EXERCISE AIM =
What lines of the data hold the string "title"? Pull each one out.

DATASET EXTRACT =
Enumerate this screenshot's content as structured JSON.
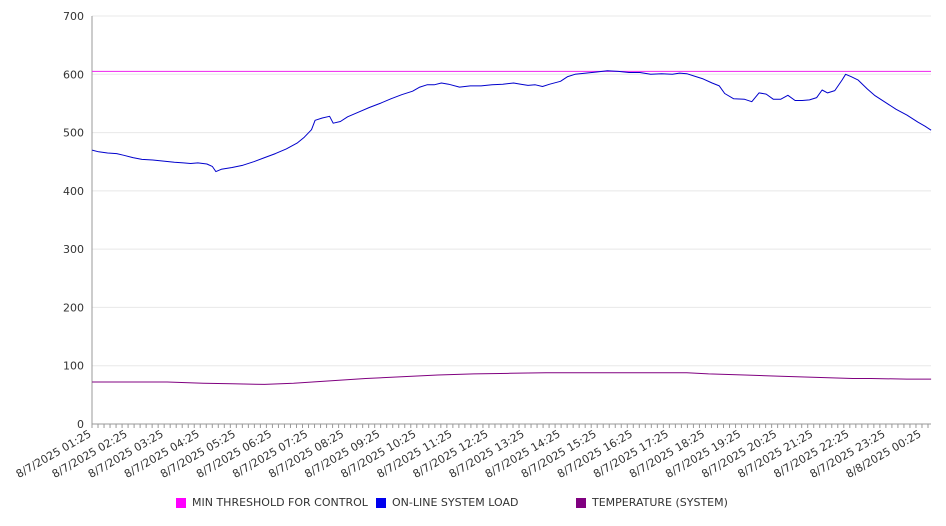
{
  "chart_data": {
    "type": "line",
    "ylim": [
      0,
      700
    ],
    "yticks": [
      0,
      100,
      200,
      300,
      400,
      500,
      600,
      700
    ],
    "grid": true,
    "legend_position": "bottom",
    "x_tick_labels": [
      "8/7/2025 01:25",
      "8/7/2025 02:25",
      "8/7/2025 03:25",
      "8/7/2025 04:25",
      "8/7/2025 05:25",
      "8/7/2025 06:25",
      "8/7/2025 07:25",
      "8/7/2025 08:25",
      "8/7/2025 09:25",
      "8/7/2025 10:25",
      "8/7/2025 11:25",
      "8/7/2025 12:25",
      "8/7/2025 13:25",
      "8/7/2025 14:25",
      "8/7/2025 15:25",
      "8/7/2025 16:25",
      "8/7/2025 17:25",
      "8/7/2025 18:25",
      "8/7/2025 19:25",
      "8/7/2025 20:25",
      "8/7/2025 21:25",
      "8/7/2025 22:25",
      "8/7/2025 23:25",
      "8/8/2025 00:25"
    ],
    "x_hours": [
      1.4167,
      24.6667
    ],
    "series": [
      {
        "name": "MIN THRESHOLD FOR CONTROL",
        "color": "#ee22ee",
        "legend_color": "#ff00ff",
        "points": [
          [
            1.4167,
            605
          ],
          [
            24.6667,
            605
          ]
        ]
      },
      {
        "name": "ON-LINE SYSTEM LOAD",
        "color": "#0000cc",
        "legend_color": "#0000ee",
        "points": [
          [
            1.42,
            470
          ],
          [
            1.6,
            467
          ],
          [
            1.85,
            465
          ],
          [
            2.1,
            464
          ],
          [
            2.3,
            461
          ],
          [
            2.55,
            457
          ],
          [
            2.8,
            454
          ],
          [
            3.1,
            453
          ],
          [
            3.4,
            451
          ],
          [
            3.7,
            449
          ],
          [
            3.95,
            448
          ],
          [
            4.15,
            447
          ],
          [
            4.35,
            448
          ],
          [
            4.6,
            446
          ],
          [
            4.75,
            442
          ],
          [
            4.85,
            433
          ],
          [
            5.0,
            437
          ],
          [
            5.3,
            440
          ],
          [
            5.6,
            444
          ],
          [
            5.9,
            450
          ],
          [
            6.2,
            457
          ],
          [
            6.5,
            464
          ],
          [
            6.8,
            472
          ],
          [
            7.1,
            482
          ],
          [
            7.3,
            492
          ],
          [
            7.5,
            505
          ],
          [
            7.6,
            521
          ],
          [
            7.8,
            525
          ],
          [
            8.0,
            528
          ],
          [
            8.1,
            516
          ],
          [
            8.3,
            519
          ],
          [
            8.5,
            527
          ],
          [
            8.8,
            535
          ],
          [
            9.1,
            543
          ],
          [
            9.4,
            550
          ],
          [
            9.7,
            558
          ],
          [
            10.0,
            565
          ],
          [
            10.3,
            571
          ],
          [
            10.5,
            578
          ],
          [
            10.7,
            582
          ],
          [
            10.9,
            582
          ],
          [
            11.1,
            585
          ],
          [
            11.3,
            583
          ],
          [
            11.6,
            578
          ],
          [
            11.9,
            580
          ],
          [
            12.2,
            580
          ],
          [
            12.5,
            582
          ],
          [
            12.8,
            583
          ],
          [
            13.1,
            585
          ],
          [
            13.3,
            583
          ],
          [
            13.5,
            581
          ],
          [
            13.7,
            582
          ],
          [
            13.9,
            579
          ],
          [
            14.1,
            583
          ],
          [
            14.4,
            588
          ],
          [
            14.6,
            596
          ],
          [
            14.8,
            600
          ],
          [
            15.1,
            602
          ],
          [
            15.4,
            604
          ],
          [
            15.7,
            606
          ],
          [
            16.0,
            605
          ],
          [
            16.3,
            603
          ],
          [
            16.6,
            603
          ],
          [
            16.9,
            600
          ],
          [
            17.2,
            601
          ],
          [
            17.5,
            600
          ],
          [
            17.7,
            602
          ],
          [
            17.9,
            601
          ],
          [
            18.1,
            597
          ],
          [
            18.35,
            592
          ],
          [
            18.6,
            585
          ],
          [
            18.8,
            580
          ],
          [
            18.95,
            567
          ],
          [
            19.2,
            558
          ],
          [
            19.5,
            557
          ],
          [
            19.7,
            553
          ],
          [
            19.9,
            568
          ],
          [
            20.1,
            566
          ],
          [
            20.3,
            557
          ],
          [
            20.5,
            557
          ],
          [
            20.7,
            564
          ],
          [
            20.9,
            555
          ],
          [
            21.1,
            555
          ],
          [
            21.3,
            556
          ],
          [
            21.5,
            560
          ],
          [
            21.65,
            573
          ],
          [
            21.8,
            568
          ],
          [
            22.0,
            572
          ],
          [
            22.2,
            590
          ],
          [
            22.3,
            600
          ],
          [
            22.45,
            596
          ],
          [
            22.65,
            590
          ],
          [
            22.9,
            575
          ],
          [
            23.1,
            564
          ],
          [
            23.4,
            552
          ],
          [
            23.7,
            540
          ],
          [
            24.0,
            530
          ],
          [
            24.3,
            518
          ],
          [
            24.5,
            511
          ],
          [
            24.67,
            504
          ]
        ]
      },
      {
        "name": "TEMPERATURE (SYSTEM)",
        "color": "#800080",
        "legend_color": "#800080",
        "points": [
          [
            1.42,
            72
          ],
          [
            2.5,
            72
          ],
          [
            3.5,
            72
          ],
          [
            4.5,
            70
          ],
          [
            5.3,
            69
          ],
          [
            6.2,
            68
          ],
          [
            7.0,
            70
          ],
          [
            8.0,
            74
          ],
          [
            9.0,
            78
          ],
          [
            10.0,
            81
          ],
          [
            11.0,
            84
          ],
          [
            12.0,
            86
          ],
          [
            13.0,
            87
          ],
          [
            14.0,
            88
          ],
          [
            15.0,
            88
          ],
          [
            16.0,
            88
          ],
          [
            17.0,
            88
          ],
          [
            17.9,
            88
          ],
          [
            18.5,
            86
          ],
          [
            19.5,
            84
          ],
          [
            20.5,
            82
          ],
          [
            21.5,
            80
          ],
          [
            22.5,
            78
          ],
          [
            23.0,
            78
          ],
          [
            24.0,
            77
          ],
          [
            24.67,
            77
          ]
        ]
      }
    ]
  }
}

---

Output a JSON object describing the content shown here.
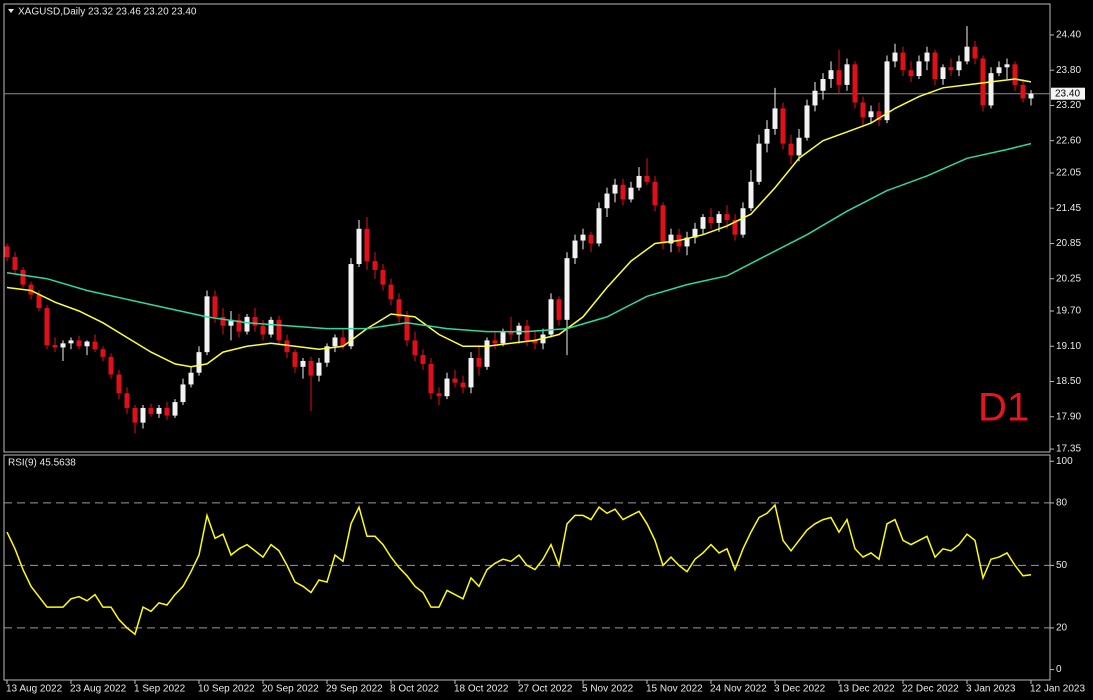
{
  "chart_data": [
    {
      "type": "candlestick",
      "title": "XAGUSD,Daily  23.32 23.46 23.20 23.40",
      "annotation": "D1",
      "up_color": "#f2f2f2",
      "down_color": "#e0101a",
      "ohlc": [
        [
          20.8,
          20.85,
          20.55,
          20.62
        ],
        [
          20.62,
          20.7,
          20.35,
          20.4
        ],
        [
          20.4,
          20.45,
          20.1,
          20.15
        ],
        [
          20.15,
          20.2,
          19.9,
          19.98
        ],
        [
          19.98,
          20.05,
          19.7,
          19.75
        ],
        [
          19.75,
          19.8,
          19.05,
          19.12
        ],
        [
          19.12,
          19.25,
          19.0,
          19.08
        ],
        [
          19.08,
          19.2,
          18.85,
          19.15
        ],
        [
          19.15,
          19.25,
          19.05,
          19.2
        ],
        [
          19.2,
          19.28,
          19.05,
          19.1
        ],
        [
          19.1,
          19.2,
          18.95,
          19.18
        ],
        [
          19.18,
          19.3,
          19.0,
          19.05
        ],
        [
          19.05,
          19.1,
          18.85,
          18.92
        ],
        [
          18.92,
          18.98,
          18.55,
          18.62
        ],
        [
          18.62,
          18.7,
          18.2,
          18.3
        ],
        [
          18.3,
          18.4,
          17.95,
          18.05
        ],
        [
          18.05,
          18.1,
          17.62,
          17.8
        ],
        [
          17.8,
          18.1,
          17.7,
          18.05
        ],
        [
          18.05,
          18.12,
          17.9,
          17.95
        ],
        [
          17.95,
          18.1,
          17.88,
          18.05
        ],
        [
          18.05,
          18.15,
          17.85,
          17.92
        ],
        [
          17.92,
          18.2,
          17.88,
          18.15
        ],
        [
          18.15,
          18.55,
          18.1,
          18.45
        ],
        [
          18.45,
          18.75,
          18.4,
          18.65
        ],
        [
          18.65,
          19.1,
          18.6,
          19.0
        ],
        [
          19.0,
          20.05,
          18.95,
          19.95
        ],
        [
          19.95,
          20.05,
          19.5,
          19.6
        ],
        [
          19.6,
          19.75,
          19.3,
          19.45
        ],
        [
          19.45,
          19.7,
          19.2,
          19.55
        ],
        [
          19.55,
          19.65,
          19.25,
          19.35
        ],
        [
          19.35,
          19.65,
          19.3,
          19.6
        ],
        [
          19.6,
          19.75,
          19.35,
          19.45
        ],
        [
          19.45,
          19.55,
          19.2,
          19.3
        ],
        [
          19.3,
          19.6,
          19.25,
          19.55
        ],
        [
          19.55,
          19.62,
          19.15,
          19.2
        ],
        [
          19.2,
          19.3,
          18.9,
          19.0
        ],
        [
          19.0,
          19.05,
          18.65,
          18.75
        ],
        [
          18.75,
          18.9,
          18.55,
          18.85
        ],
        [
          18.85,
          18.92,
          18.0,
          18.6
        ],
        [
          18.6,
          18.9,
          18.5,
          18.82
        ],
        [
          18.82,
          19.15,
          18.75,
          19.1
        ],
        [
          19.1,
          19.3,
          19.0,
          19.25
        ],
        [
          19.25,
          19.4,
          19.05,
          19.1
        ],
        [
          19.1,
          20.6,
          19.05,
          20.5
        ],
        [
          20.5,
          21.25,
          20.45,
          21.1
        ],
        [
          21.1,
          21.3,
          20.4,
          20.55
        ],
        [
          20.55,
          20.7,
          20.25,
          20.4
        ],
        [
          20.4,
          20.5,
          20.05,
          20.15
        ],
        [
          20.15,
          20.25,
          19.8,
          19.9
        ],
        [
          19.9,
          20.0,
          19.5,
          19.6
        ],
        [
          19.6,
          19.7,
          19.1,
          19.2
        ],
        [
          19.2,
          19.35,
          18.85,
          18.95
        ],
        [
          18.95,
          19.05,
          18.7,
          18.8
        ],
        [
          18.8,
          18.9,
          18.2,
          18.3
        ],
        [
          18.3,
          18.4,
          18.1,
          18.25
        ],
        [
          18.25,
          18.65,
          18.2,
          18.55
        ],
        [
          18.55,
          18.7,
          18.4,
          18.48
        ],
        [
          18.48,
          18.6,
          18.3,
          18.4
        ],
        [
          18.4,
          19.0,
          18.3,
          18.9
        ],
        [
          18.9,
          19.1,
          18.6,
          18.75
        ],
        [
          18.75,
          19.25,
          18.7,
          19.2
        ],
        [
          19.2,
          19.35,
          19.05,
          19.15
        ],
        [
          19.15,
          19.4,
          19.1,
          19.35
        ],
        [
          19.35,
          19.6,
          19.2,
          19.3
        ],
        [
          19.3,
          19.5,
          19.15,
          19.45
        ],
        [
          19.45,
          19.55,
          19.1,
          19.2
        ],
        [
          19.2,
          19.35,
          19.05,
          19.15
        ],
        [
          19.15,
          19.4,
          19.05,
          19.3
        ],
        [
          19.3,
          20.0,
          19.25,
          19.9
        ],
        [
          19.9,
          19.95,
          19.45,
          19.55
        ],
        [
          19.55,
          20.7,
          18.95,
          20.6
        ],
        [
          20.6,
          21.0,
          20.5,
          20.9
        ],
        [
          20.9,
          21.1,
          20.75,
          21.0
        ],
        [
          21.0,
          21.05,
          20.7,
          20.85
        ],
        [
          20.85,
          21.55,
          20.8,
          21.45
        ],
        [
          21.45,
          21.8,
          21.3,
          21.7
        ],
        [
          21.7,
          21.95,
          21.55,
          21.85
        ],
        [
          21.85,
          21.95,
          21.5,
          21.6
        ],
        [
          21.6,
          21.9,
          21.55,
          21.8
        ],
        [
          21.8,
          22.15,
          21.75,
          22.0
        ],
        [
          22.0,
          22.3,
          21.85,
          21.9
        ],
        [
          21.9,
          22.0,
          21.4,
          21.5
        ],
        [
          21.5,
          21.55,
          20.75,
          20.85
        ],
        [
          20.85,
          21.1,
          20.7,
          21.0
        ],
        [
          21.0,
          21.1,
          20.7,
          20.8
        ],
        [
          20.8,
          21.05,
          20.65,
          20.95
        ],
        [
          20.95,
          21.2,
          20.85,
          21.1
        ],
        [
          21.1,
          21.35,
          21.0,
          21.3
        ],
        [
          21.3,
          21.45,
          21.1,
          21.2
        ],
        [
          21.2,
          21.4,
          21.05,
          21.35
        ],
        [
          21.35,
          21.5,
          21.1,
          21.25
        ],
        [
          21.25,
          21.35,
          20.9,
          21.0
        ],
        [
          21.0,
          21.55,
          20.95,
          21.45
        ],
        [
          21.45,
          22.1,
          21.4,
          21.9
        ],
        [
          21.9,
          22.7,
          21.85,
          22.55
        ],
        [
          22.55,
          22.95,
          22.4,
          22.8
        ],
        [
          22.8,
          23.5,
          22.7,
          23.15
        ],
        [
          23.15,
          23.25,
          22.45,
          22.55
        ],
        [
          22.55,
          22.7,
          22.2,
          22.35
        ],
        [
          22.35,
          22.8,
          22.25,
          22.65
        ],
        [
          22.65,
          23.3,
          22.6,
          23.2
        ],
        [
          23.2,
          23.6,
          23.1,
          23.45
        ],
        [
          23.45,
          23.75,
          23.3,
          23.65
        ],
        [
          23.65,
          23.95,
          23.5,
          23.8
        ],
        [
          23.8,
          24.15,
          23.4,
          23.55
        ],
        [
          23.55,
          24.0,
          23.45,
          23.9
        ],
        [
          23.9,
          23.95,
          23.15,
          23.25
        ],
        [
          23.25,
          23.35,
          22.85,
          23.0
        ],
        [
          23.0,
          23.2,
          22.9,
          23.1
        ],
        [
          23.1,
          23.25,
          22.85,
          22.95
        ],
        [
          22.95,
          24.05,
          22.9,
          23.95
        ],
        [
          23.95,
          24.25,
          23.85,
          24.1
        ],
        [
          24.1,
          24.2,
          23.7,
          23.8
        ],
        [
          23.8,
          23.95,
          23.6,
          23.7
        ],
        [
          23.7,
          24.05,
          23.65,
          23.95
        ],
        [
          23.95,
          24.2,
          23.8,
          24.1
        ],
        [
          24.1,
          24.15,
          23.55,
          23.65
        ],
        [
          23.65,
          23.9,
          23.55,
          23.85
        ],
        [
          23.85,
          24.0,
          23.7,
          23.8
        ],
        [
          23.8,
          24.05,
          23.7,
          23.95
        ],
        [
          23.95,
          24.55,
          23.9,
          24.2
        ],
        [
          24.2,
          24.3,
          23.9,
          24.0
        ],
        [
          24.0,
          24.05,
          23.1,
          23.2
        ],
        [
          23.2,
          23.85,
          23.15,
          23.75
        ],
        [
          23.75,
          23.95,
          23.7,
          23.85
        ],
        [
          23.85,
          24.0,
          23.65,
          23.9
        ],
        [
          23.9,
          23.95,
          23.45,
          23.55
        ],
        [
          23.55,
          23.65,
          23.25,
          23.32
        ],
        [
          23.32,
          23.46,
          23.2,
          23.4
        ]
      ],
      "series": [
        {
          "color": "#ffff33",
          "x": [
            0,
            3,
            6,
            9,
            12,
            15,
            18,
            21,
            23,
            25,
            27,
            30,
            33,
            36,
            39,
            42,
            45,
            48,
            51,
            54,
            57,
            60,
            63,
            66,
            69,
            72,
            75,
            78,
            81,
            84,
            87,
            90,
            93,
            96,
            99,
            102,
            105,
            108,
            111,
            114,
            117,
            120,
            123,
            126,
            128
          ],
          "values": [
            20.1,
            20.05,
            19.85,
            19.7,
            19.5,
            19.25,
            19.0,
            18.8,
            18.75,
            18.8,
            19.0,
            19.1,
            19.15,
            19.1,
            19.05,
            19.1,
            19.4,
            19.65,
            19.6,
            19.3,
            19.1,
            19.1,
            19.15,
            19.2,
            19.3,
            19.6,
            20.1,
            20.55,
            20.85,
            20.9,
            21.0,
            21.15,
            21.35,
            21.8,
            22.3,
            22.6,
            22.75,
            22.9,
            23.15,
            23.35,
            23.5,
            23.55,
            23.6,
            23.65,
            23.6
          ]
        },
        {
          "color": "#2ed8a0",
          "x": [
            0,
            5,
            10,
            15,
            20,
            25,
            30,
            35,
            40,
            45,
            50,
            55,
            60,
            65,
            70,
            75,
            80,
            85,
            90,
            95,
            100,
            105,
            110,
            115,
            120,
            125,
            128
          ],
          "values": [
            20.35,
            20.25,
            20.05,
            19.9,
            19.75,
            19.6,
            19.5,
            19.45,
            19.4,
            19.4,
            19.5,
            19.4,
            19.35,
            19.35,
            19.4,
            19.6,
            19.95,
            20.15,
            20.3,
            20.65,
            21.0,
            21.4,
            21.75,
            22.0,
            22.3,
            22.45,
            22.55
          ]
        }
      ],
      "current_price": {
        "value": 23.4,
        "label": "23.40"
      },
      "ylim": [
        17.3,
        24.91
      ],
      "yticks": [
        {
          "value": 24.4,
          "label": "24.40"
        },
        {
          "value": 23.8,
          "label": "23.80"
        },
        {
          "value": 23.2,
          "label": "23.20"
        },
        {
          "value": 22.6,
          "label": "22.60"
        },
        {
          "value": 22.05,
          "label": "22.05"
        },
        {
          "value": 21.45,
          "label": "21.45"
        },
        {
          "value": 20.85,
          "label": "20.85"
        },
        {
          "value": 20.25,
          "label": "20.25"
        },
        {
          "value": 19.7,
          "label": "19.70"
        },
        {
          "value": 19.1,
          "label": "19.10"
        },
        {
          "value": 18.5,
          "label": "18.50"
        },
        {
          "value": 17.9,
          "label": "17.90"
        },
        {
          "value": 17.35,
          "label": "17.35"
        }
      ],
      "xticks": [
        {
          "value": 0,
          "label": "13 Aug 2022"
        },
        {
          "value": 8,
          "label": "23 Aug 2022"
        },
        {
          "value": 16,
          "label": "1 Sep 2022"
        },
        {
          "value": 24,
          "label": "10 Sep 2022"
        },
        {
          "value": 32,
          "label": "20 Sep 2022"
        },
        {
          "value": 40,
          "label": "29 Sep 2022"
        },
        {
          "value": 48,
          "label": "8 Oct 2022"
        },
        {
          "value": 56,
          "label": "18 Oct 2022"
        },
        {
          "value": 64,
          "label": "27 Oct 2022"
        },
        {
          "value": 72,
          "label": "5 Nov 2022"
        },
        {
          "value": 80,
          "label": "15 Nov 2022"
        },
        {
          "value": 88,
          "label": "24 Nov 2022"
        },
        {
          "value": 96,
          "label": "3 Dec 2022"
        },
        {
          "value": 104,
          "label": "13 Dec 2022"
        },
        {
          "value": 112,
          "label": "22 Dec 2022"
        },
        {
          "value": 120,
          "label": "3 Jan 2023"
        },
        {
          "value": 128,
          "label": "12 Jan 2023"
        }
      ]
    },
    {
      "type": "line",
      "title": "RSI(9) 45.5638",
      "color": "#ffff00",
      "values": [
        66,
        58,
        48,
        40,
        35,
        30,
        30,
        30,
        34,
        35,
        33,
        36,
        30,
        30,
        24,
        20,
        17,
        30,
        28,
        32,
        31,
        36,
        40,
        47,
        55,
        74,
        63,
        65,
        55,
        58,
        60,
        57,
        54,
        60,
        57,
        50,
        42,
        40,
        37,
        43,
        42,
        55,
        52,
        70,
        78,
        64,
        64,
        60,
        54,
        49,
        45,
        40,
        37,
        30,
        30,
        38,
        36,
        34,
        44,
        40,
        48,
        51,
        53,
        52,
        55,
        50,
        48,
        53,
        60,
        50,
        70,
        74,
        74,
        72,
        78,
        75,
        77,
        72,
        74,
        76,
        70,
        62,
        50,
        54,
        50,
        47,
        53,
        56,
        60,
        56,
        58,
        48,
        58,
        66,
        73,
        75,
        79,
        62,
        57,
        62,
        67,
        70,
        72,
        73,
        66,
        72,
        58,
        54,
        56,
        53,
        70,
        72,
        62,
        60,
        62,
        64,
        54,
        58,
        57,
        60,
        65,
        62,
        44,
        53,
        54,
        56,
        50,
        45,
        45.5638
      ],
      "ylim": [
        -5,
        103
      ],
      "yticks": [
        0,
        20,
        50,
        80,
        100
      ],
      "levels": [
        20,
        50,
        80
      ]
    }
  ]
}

ANSWER IN FULL =
      "title": "XAGUSD,Daily  23.32 23.46 23.20 23.40",
      "title": "RSI(9) 45.5638",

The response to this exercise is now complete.